• [DIRECTIVE]: Repeat the entries below exactly as they appear, with no pictures.

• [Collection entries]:
■ ■ ■
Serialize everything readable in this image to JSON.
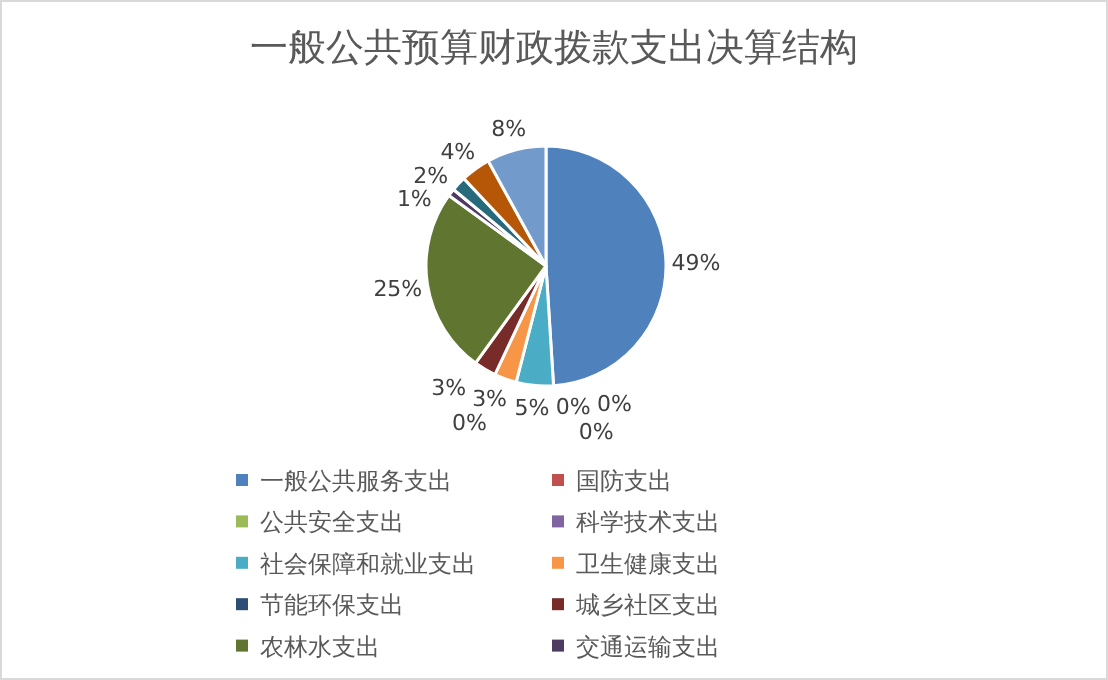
{
  "chart_data": {
    "type": "pie",
    "title": "一般公共预算财政拨款支出决算结构",
    "categories": [
      "一般公共服务支出",
      "国防支出",
      "公共安全支出",
      "科学技术支出",
      "社会保障和就业支出",
      "卫生健康支出",
      "节能环保支出",
      "城乡社区支出",
      "农林水支出",
      "交通运输支出",
      null,
      null,
      null
    ],
    "values": [
      49,
      0,
      0,
      0,
      5,
      3,
      0,
      3,
      25,
      1,
      2,
      4,
      8
    ],
    "colors": [
      "#4f81bd",
      "#c0504d",
      "#9bbb59",
      "#8064a2",
      "#4bacc6",
      "#f79646",
      "#2c4d75",
      "#772c2a",
      "#5f7530",
      "#4d3b62",
      "#276a7c",
      "#b65708",
      "#729aca"
    ],
    "value_labels": [
      "49%",
      "0%",
      "0%",
      "0%",
      "5%",
      "3%",
      "0%",
      "3%",
      "25%",
      "1%",
      "2%",
      "4%",
      "8%"
    ],
    "legend": "bottom"
  }
}
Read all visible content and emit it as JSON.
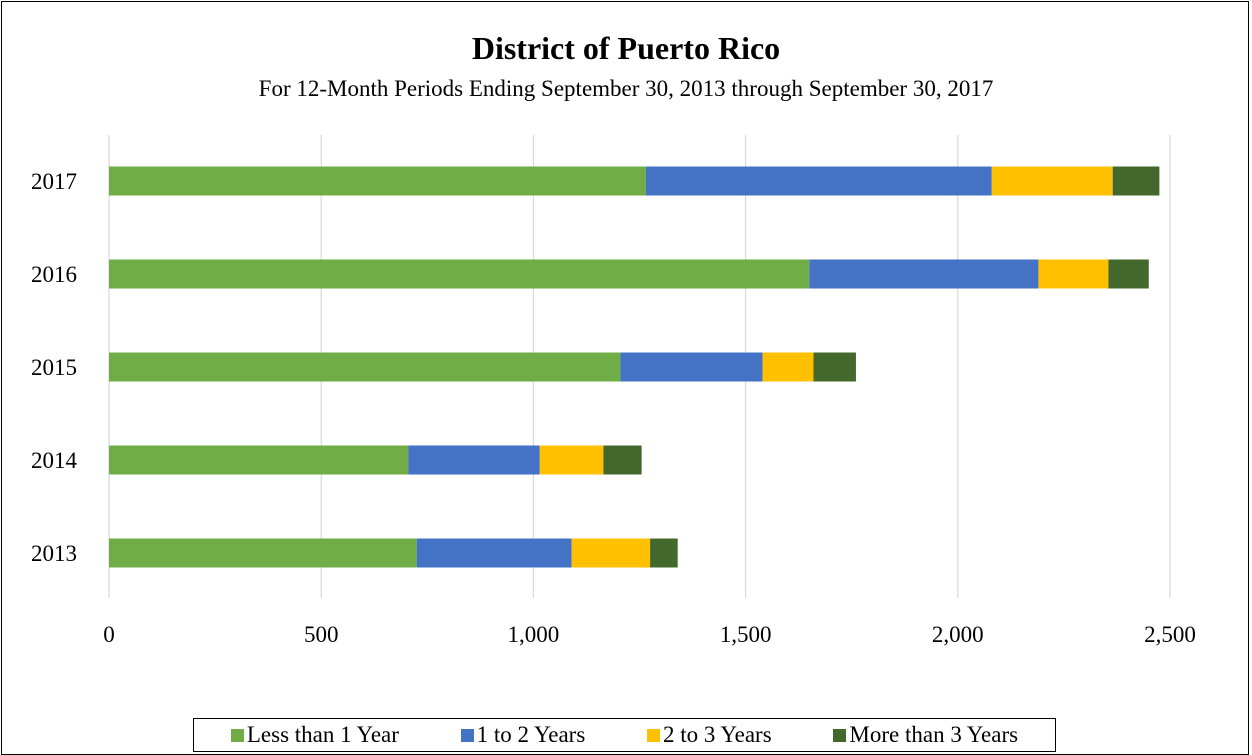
{
  "chart_data": {
    "type": "bar",
    "orientation": "horizontal",
    "stacked": true,
    "title": "District of Puerto Rico",
    "subtitle": "For 12-Month Periods Ending September 30, 2013 through September 30, 2017",
    "categories": [
      "2017",
      "2016",
      "2015",
      "2014",
      "2013"
    ],
    "series": [
      {
        "name": "Less than 1 Year",
        "color": "#70ad47",
        "values": [
          1265,
          1650,
          1205,
          705,
          725
        ]
      },
      {
        "name": "1 to 2 Years",
        "color": "#4472c4",
        "values": [
          815,
          540,
          335,
          310,
          365
        ]
      },
      {
        "name": "2 to 3 Years",
        "color": "#ffc000",
        "values": [
          285,
          165,
          120,
          150,
          185
        ]
      },
      {
        "name": "More than 3 Years",
        "color": "#43682b",
        "values": [
          110,
          95,
          100,
          90,
          65
        ]
      }
    ],
    "xlim": [
      0,
      2500
    ],
    "xticks": [
      0,
      500,
      1000,
      1500,
      2000,
      2500
    ],
    "xtick_labels": [
      "0",
      "500",
      "1,000",
      "1,500",
      "2,000",
      "2,500"
    ],
    "grid": "vertical",
    "legend_position": "bottom",
    "xlabel": "",
    "ylabel": ""
  }
}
■ ■ ■
• [ANSWER IN FULL]:
Serialize everything readable in this image to JSON.
{
  "chart_data": {
    "type": "pie",
    "title": "一般公共预算财政拨款支出决算结构",
    "categories": [
      "一般公共服务支出",
      "国防支出",
      "公共安全支出",
      "科学技术支出",
      "社会保障和就业支出",
      "卫生健康支出",
      "节能环保支出",
      "城乡社区支出",
      "农林水支出",
      "交通运输支出",
      null,
      null,
      null
    ],
    "values": [
      49,
      0,
      0,
      0,
      5,
      3,
      0,
      3,
      25,
      1,
      2,
      4,
      8
    ],
    "colors": [
      "#4f81bd",
      "#c0504d",
      "#9bbb59",
      "#8064a2",
      "#4bacc6",
      "#f79646",
      "#2c4d75",
      "#772c2a",
      "#5f7530",
      "#4d3b62",
      "#276a7c",
      "#b65708",
      "#729aca"
    ],
    "value_labels": [
      "49%",
      "0%",
      "0%",
      "0%",
      "5%",
      "3%",
      "0%",
      "3%",
      "25%",
      "1%",
      "2%",
      "4%",
      "8%"
    ],
    "legend": "bottom"
  }
}
Read all visible content and emit it as JSON.
{
  "chart_data": {
    "type": "bar",
    "orientation": "horizontal",
    "stacked": true,
    "title": "District of Puerto Rico",
    "subtitle": "For 12-Month Periods Ending September 30, 2013 through September 30, 2017",
    "categories": [
      "2017",
      "2016",
      "2015",
      "2014",
      "2013"
    ],
    "series": [
      {
        "name": "Less than 1 Year",
        "color": "#70ad47",
        "values": [
          1265,
          1650,
          1205,
          705,
          725
        ]
      },
      {
        "name": "1 to 2 Years",
        "color": "#4472c4",
        "values": [
          815,
          540,
          335,
          310,
          365
        ]
      },
      {
        "name": "2 to 3 Years",
        "color": "#ffc000",
        "values": [
          285,
          165,
          120,
          150,
          185
        ]
      },
      {
        "name": "More than 3 Years",
        "color": "#43682b",
        "values": [
          110,
          95,
          100,
          90,
          65
        ]
      }
    ],
    "xlim": [
      0,
      2500
    ],
    "xticks": [
      0,
      500,
      1000,
      1500,
      2000,
      2500
    ],
    "xtick_labels": [
      "0",
      "500",
      "1,000",
      "1,500",
      "2,000",
      "2,500"
    ],
    "grid": "vertical",
    "legend_position": "bottom",
    "xlabel": "",
    "ylabel": ""
  }
}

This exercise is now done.